INSTRUCTIONS FOR THE TASK: Starting from the first line of the data, reproduce each line unchanged, and stop after the line that contains "sidebar xyxy=(1,1,78,385)".
⟨
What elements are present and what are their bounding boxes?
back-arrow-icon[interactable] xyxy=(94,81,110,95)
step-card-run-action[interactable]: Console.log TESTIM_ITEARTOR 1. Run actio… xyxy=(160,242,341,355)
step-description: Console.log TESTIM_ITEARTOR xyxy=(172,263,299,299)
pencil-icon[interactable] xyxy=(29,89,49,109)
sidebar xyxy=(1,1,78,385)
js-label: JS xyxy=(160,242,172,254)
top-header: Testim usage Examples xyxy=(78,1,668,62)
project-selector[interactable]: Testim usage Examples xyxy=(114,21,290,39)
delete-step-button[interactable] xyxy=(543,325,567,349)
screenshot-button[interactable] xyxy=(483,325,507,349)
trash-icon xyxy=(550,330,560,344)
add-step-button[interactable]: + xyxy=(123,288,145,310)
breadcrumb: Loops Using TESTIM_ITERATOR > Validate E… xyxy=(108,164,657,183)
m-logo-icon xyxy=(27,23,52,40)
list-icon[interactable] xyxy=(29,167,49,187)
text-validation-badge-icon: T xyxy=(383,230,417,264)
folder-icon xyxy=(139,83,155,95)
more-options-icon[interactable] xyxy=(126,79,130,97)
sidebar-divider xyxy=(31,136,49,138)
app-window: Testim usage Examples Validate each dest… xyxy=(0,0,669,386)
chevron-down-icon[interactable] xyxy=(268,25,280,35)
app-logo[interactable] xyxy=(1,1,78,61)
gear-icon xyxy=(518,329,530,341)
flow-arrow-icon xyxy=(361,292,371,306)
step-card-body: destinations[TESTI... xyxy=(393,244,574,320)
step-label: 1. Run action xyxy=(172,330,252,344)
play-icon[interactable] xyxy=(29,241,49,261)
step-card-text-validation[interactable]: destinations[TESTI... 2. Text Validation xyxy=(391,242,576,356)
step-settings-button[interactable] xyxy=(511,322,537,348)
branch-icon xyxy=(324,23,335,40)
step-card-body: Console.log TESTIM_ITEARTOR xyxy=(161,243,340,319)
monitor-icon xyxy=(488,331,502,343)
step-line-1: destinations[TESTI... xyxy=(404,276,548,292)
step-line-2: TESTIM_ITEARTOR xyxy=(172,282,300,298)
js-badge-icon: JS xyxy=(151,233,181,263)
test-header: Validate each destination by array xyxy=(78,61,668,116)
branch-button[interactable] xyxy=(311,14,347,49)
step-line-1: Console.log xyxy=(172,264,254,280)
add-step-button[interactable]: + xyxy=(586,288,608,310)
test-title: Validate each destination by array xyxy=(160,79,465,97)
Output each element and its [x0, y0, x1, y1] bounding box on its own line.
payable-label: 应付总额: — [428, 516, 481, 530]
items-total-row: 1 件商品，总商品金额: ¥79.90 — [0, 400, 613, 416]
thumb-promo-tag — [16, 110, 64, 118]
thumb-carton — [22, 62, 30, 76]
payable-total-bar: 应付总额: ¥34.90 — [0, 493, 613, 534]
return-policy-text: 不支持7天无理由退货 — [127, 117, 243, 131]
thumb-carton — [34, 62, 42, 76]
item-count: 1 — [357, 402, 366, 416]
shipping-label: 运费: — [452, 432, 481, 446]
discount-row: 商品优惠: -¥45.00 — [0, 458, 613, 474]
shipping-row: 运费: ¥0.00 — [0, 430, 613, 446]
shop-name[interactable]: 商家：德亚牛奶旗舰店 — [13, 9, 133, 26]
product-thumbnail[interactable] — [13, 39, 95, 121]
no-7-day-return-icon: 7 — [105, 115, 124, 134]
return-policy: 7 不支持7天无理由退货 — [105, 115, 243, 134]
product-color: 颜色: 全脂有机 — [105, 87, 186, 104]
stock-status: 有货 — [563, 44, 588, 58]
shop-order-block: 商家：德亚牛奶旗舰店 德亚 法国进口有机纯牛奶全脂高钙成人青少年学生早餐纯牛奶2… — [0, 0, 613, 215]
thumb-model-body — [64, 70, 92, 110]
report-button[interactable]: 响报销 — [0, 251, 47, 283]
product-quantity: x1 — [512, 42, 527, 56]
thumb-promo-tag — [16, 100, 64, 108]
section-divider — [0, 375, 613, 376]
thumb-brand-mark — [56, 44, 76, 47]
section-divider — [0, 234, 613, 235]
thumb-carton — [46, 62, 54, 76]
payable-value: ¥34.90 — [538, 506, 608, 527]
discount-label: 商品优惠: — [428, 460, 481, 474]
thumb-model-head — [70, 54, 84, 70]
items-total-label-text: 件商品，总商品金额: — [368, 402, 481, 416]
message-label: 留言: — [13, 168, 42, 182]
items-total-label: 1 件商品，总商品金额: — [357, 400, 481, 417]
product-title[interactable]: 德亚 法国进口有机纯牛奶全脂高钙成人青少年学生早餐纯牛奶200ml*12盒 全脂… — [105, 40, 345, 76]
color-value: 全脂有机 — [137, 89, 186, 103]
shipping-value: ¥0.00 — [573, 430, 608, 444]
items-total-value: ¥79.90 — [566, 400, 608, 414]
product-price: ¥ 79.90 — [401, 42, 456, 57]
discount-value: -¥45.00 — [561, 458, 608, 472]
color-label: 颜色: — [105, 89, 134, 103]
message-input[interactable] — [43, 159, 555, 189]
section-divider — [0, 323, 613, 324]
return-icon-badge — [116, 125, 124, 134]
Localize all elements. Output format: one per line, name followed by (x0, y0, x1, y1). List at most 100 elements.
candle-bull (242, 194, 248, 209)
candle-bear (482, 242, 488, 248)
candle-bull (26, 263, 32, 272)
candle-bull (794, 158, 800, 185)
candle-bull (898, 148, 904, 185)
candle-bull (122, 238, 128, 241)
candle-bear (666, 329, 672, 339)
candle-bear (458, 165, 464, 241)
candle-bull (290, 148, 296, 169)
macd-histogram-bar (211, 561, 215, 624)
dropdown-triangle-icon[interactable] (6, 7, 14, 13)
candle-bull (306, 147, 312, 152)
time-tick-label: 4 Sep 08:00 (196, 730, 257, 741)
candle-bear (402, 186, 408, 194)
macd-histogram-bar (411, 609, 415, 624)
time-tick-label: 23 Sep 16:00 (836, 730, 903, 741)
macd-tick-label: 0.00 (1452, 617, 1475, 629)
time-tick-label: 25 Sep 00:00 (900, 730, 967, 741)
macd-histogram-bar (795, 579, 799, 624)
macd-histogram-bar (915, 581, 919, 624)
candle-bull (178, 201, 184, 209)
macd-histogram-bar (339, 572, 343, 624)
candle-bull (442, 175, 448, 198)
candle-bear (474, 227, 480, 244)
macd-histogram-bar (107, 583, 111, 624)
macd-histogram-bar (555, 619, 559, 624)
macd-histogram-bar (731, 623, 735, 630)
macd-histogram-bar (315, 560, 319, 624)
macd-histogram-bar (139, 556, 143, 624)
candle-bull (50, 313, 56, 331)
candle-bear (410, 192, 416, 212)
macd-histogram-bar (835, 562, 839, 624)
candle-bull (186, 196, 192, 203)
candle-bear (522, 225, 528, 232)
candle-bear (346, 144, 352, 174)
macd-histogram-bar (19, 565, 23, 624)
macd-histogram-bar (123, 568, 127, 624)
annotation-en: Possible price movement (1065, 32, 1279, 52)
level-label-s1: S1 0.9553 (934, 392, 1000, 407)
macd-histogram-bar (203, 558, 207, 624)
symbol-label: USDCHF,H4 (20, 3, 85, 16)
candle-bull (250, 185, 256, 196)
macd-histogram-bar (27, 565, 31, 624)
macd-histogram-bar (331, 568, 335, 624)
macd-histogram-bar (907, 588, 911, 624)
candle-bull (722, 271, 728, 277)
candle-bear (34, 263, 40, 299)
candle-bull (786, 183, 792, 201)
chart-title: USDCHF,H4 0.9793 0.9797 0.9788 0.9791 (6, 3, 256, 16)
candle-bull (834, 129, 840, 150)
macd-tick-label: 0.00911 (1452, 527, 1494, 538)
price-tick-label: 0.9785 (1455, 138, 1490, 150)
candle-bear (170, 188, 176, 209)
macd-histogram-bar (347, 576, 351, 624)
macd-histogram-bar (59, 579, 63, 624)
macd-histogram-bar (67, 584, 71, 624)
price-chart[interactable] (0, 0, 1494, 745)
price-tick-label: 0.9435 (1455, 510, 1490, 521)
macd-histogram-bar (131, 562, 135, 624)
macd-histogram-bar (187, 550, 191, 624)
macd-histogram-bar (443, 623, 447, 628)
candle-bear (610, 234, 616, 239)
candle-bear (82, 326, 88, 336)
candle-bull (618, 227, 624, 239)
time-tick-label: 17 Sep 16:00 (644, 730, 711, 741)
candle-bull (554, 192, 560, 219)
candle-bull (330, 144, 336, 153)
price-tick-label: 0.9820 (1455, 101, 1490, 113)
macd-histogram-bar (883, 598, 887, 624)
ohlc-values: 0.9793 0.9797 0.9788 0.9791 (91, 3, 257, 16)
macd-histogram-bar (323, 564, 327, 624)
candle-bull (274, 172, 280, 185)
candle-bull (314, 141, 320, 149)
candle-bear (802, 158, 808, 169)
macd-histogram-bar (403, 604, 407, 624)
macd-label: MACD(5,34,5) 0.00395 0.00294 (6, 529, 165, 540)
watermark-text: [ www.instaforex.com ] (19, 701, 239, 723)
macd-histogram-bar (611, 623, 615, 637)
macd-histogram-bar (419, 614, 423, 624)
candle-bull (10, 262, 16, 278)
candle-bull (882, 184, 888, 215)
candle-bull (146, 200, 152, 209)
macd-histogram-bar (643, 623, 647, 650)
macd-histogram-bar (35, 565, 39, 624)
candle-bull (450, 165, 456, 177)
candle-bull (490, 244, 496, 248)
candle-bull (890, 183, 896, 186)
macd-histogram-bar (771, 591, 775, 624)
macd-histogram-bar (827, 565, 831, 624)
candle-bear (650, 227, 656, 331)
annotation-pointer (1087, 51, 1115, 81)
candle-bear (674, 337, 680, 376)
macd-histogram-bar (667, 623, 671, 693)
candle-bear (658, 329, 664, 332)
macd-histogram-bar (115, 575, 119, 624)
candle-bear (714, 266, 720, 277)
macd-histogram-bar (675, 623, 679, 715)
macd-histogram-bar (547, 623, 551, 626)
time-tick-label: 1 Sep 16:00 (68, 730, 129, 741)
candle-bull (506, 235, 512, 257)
⟩
ANSWER TO THIS TASK:
What elements are present and what are their bounding boxes?
back-arrow-icon[interactable] xyxy=(94,81,110,95)
step-card-run-action[interactable]: Console.log TESTIM_ITEARTOR 1. Run actio… xyxy=(160,242,341,355)
step-description: Console.log TESTIM_ITEARTOR xyxy=(172,263,299,299)
pencil-icon[interactable] xyxy=(29,89,49,109)
sidebar xyxy=(1,1,78,385)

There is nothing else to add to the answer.